Short problem = Without omitting anything, retype the data that follows.
____________________
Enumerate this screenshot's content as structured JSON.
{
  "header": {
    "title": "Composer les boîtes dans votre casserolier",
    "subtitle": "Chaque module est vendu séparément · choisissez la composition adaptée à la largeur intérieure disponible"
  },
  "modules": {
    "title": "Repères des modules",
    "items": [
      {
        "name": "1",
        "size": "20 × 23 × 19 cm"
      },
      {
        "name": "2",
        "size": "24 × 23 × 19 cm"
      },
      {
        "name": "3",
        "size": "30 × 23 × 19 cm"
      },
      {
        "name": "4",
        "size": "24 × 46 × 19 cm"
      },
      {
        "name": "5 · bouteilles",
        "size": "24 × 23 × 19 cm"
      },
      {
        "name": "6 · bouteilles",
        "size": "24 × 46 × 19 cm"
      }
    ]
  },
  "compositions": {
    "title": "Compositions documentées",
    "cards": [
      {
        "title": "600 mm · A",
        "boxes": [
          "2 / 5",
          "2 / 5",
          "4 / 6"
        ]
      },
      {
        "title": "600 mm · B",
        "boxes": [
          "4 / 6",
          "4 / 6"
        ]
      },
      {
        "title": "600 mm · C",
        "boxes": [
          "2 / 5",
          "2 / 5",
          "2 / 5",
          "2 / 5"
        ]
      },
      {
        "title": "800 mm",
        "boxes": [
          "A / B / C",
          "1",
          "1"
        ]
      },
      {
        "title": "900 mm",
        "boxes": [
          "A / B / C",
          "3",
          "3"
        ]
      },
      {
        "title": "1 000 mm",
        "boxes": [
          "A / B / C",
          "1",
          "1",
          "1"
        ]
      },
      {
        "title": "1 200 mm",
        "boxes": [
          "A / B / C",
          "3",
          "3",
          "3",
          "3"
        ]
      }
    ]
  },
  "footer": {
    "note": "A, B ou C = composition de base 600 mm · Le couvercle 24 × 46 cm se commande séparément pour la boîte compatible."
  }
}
____________________
The completed task =
Enumerate this screenshot's content as structured JSON.
{
  "header": {
    "title": "Composer les boîtes dans votre casserolier",
    "subtitle": "Chaque module est vendu séparément · choisissez la composition adaptée à la largeur intérieure disponible"
  },
  "modules": {
    "title": "Repères des modules",
    "items": [
      {
        "name": "1",
        "size": "20 × 23 × 19 cm"
      },
      {
        "name": "2",
        "size": "24 × 23 × 19 cm"
      },
      {
        "name": "3",
        "size": "30 × 23 × 19 cm"
      },
      {
        "name": "4",
        "size": "24 × 46 × 19 cm"
      },
      {
        "name": "5 · bouteilles",
        "size": "24 × 23 × 19 cm"
      },
      {
        "name": "6 · bouteilles",
        "size": "24 × 46 × 19 cm"
      }
    ]
  },
  "compositions": {
    "title": "Compositions documentées",
    "cards": [
      {
        "title": "600 mm · A",
        "boxes": [
          "2 / 5",
          "2 / 5",
          "4 / 6"
        ]
      },
      {
        "title": "600 mm · B",
        "boxes": [
          "4 / 6",
          "4 / 6"
        ]
      },
      {
        "title": "600 mm · C",
        "boxes": [
          "2 / 5",
          "2 / 5",
          "2 / 5",
          "2 / 5"
        ]
      },
      {
        "title": "800 mm",
        "boxes": [
          "A / B / C",
          "1",
          "1"
        ]
      },
      {
        "title": "900 mm",
        "boxes": [
          "A / B / C",
          "3",
          "3"
        ]
      },
      {
        "title": "1 000 mm",
        "boxes": [
          "A / B / C",
          "1",
          "1",
          "1"
        ]
      },
      {
        "title": "1 200 mm",
        "boxes": [
          "A / B / C",
          "3",
          "3",
          "3",
          "3"
        ]
      }
    ]
  },
  "footer": {
    "note": "A, B ou C = composition de base 600 mm · Le couvercle 24 × 46 cm se commande séparément pour la boîte compatible."
  }
}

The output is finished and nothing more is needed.